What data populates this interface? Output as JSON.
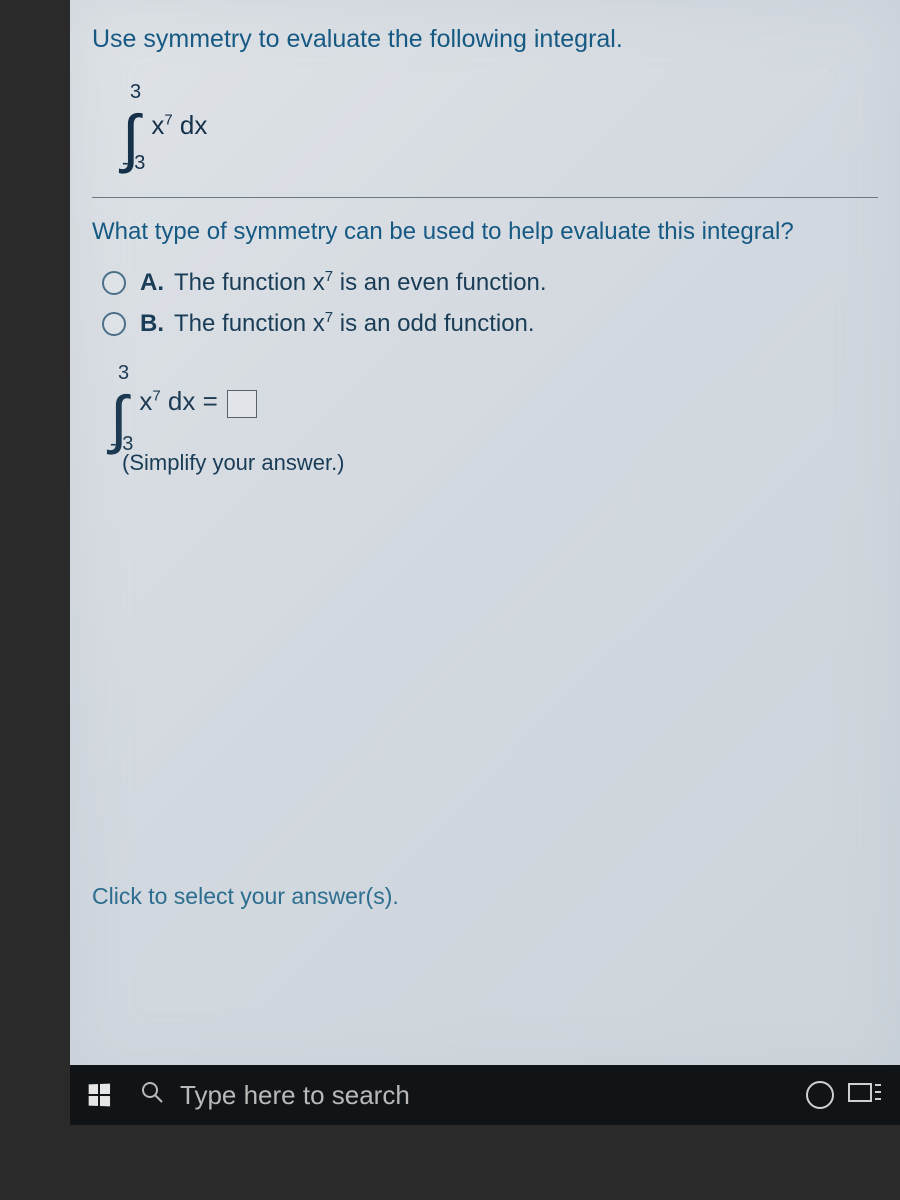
{
  "problem": {
    "instruction": "Use symmetry to evaluate the following integral.",
    "integral": {
      "upper": "3",
      "lower": "- 3",
      "var": "x",
      "exp": "7",
      "dx": "dx"
    }
  },
  "question": "What type of symmetry can be used to help evaluate this integral?",
  "choices": {
    "a": {
      "label": "A.",
      "pre": "The function x",
      "exp": "7",
      "post": " is an even function."
    },
    "b": {
      "label": "B.",
      "pre": "The function x",
      "exp": "7",
      "post": " is an odd function."
    }
  },
  "answer_line": {
    "upper": "3",
    "lower": "- 3",
    "var": "x",
    "exp": "7",
    "dx": "dx =",
    "hint": "(Simplify your answer.)"
  },
  "footer_note": "Click to select your answer(s).",
  "taskbar": {
    "search_placeholder": "Type here to search"
  }
}
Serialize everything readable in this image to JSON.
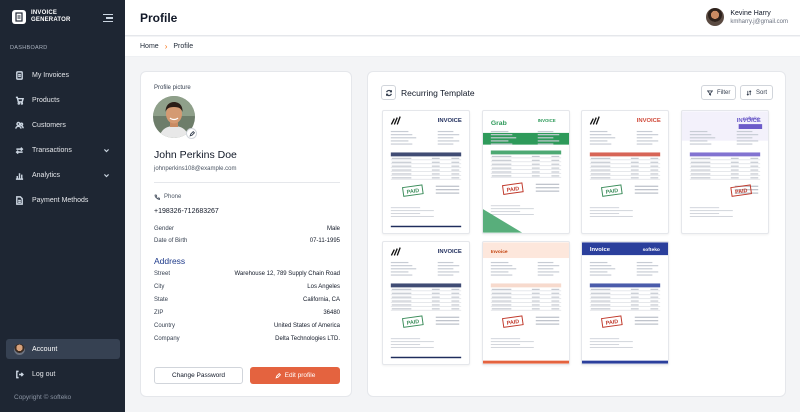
{
  "sidebar": {
    "brand_line1": "INVOICE",
    "brand_line2": "GENERATOR",
    "section": "DASHBOARD",
    "items": [
      {
        "label": "My Invoices",
        "icon": "invoice-icon"
      },
      {
        "label": "Products",
        "icon": "cart-icon"
      },
      {
        "label": "Customers",
        "icon": "users-icon"
      },
      {
        "label": "Transactions",
        "icon": "transactions-icon"
      },
      {
        "label": "Analytics",
        "icon": "analytics-icon"
      },
      {
        "label": "Payment Methods",
        "icon": "document-icon"
      }
    ],
    "account_label": "Account",
    "logout_label": "Log out",
    "copyright": "Copyright © softeko"
  },
  "header": {
    "title": "Profile",
    "user_name": "Kevine Harry",
    "user_email": "kmharry.j@gmail.com"
  },
  "breadcrumb": {
    "home": "Home",
    "current": "Profile"
  },
  "profile": {
    "picture_label": "Profile picture",
    "name": "John Perkins Doe",
    "email": "johnperkins108@example.com",
    "phone_label": "Phone",
    "phone": "+198326-712683267",
    "gender_label": "Gender",
    "gender": "Male",
    "dob_label": "Date of Birth",
    "dob": "07-11-1995",
    "address_title": "Address",
    "street_label": "Street",
    "street": "Warehouse 12, 789 Supply Chain Road",
    "city_label": "City",
    "city": "Los Angeles",
    "state_label": "State",
    "state": "California, CA",
    "zip_label": "ZIP",
    "zip": "36480",
    "country_label": "Country",
    "country": "United States of America",
    "company_label": "Company",
    "company": "Delta Technologies LTD.",
    "change_password": "Change Password",
    "edit_profile": "Edit profile"
  },
  "templates": {
    "title": "Recurring Template",
    "filter": "Filter",
    "sort": "Sort",
    "items": [
      {
        "brand": "adidas",
        "heading": "INVOICE",
        "stamp": "PAID",
        "accent": "#1f2d5c",
        "stamp_color": "#3c8d5b"
      },
      {
        "brand": "Grab",
        "heading": "INVOICE",
        "stamp": "PAID",
        "accent": "#2e9a5a",
        "stamp_color": "#c0392b"
      },
      {
        "brand": "adidas",
        "heading": "INVOICE",
        "stamp": "PAID",
        "accent": "#d04a3a",
        "stamp_color": "#3c8d5b"
      },
      {
        "brand": "softeko",
        "heading": "INVOICE",
        "stamp": "PAID",
        "accent": "#6c5bc9",
        "stamp_color": "#c0392b"
      },
      {
        "brand": "adidas",
        "heading": "INVOICE",
        "stamp": "PAID",
        "accent": "#1f2d5c",
        "stamp_color": "#3c8d5b"
      },
      {
        "brand": "Invoice",
        "heading": "",
        "stamp": "PAID",
        "accent": "#e4633f",
        "stamp_color": "#c0392b"
      },
      {
        "brand": "softeko",
        "heading": "Invoice",
        "stamp": "PAID",
        "accent": "#2b3f9c",
        "stamp_color": "#c0392b"
      }
    ]
  },
  "colors": {
    "sidebar_bg": "#1e2633",
    "primary_button": "#e4633f",
    "address_title": "#1e3a8a"
  }
}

•••

### WHAT YOU WILL DO
All of the data above should be transcribed verbatim, with pictures omitted.

### RESULT BELOW
What data populates this interface? Output as JSON.
{
  "problem": {
    "instruction": "Use symmetry to evaluate the following integral.",
    "integral": {
      "upper": "3",
      "lower": "- 3",
      "var": "x",
      "exp": "7",
      "dx": "dx"
    }
  },
  "question": "What type of symmetry can be used to help evaluate this integral?",
  "choices": {
    "a": {
      "label": "A.",
      "pre": "The function x",
      "exp": "7",
      "post": " is an even function."
    },
    "b": {
      "label": "B.",
      "pre": "The function x",
      "exp": "7",
      "post": " is an odd function."
    }
  },
  "answer_line": {
    "upper": "3",
    "lower": "- 3",
    "var": "x",
    "exp": "7",
    "dx": "dx =",
    "hint": "(Simplify your answer.)"
  },
  "footer_note": "Click to select your answer(s).",
  "taskbar": {
    "search_placeholder": "Type here to search"
  }
}
Serialize everything readable in this image to JSON.
{
  "sidebar": {
    "brand_line1": "INVOICE",
    "brand_line2": "GENERATOR",
    "section": "DASHBOARD",
    "items": [
      {
        "label": "My Invoices",
        "icon": "invoice-icon"
      },
      {
        "label": "Products",
        "icon": "cart-icon"
      },
      {
        "label": "Customers",
        "icon": "users-icon"
      },
      {
        "label": "Transactions",
        "icon": "transactions-icon"
      },
      {
        "label": "Analytics",
        "icon": "analytics-icon"
      },
      {
        "label": "Payment Methods",
        "icon": "document-icon"
      }
    ],
    "account_label": "Account",
    "logout_label": "Log out",
    "copyright": "Copyright © softeko"
  },
  "header": {
    "title": "Profile",
    "user_name": "Kevine Harry",
    "user_email": "kmharry.j@gmail.com"
  },
  "breadcrumb": {
    "home": "Home",
    "current": "Profile"
  },
  "profile": {
    "picture_label": "Profile picture",
    "name": "John Perkins Doe",
    "email": "johnperkins108@example.com",
    "phone_label": "Phone",
    "phone": "+198326-712683267",
    "gender_label": "Gender",
    "gender": "Male",
    "dob_label": "Date of Birth",
    "dob": "07-11-1995",
    "address_title": "Address",
    "street_label": "Street",
    "street": "Warehouse 12, 789 Supply Chain Road",
    "city_label": "City",
    "city": "Los Angeles",
    "state_label": "State",
    "state": "California, CA",
    "zip_label": "ZIP",
    "zip": "36480",
    "country_label": "Country",
    "country": "United States of America",
    "company_label": "Company",
    "company": "Delta Technologies LTD.",
    "change_password": "Change Password",
    "edit_profile": "Edit profile"
  },
  "templates": {
    "title": "Recurring Template",
    "filter": "Filter",
    "sort": "Sort",
    "items": [
      {
        "brand": "adidas",
        "heading": "INVOICE",
        "stamp": "PAID",
        "accent": "#1f2d5c",
        "stamp_color": "#3c8d5b"
      },
      {
        "brand": "Grab",
        "heading": "INVOICE",
        "stamp": "PAID",
        "accent": "#2e9a5a",
        "stamp_color": "#c0392b"
      },
      {
        "brand": "adidas",
        "heading": "INVOICE",
        "stamp": "PAID",
        "accent": "#d04a3a",
        "stamp_color": "#3c8d5b"
      },
      {
        "brand": "softeko",
        "heading": "INVOICE",
        "stamp": "PAID",
        "accent": "#6c5bc9",
        "stamp_color": "#c0392b"
      },
      {
        "brand": "adidas",
        "heading": "INVOICE",
        "stamp": "PAID",
        "accent": "#1f2d5c",
        "stamp_color": "#3c8d5b"
      },
      {
        "brand": "Invoice",
        "heading": "",
        "stamp": "PAID",
        "accent": "#e4633f",
        "stamp_color": "#c0392b"
      },
      {
        "brand": "softeko",
        "heading": "Invoice",
        "stamp": "PAID",
        "accent": "#2b3f9c",
        "stamp_color": "#c0392b"
      }
    ]
  },
  "colors": {
    "sidebar_bg": "#1e2633",
    "primary_button": "#e4633f",
    "address_title": "#1e3a8a"
  }
}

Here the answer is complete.